Work to complete
The complete listing should be restated exactly.

Entries

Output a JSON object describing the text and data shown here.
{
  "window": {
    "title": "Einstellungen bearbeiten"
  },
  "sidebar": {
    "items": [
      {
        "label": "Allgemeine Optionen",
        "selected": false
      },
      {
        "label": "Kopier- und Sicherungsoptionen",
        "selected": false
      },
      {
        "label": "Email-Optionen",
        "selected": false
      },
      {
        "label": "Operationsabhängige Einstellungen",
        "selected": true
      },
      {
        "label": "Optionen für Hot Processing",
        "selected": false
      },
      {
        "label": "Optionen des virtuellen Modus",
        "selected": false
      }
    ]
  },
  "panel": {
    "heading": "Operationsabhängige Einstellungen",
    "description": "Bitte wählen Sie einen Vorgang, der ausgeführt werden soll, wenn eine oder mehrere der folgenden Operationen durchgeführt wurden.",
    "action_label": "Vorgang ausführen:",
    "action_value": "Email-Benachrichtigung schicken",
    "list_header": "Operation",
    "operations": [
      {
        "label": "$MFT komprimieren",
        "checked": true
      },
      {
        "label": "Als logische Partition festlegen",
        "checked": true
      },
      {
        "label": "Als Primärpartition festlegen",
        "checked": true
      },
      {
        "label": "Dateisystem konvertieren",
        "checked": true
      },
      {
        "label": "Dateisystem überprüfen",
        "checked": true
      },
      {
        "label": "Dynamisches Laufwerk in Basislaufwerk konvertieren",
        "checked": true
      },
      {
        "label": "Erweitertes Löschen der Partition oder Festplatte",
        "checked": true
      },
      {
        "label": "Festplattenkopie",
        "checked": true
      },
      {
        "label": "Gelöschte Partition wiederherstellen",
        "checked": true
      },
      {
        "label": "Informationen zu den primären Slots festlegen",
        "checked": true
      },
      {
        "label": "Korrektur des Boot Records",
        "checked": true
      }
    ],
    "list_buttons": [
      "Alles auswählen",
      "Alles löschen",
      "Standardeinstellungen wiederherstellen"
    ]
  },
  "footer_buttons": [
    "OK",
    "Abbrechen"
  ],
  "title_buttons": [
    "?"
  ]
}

Result
Output a JSON object describing the text and data shown here.
{
  "window": {
    "title": "Einstellungen bearbeiten"
  },
  "sidebar": {
    "items": [
      {
        "label": "Allgemeine Optionen",
        "selected": false
      },
      {
        "label": "Kopier- und Sicherungsoptionen",
        "selected": false
      },
      {
        "label": "Email-Optionen",
        "selected": false
      },
      {
        "label": "Operationsabhängige Einstellungen",
        "selected": true
      },
      {
        "label": "Optionen für Hot Processing",
        "selected": false
      },
      {
        "label": "Optionen des virtuellen Modus",
        "selected": false
      }
    ]
  },
  "panel": {
    "heading": "Operationsabhängige Einstellungen",
    "description": "Bitte wählen Sie einen Vorgang, der ausgeführt werden soll, wenn eine oder mehrere der folgenden Operationen durchgeführt wurden.",
    "action_label": "Vorgang ausführen:",
    "action_value": "Email-Benachrichtigung schicken",
    "list_header": "Operation",
    "operations": [
      {
        "label": "$MFT komprimieren",
        "checked": true
      },
      {
        "label": "Als logische Partition festlegen",
        "checked": true
      },
      {
        "label": "Als Primärpartition festlegen",
        "checked": true
      },
      {
        "label": "Dateisystem konvertieren",
        "checked": true
      },
      {
        "label": "Dateisystem überprüfen",
        "checked": true
      },
      {
        "label": "Dynamisches Laufwerk in Basislaufwerk konvertieren",
        "checked": true
      },
      {
        "label": "Erweitertes Löschen der Partition oder Festplatte",
        "checked": true
      },
      {
        "label": "Festplattenkopie",
        "checked": true
      },
      {
        "label": "Gelöschte Partition wiederherstellen",
        "checked": true
      },
      {
        "label": "Informationen zu den primären Slots festlegen",
        "checked": true
      },
      {
        "label": "Korrektur des Boot Records",
        "checked": true
      }
    ],
    "list_buttons": [
      "Alles auswählen",
      "Alles löschen",
      "Standardeinstellungen wiederherstellen"
    ]
  },
  "footer_buttons": [
    "OK",
    "Abbrechen"
  ],
  "title_buttons": [
    "?"
  ]
}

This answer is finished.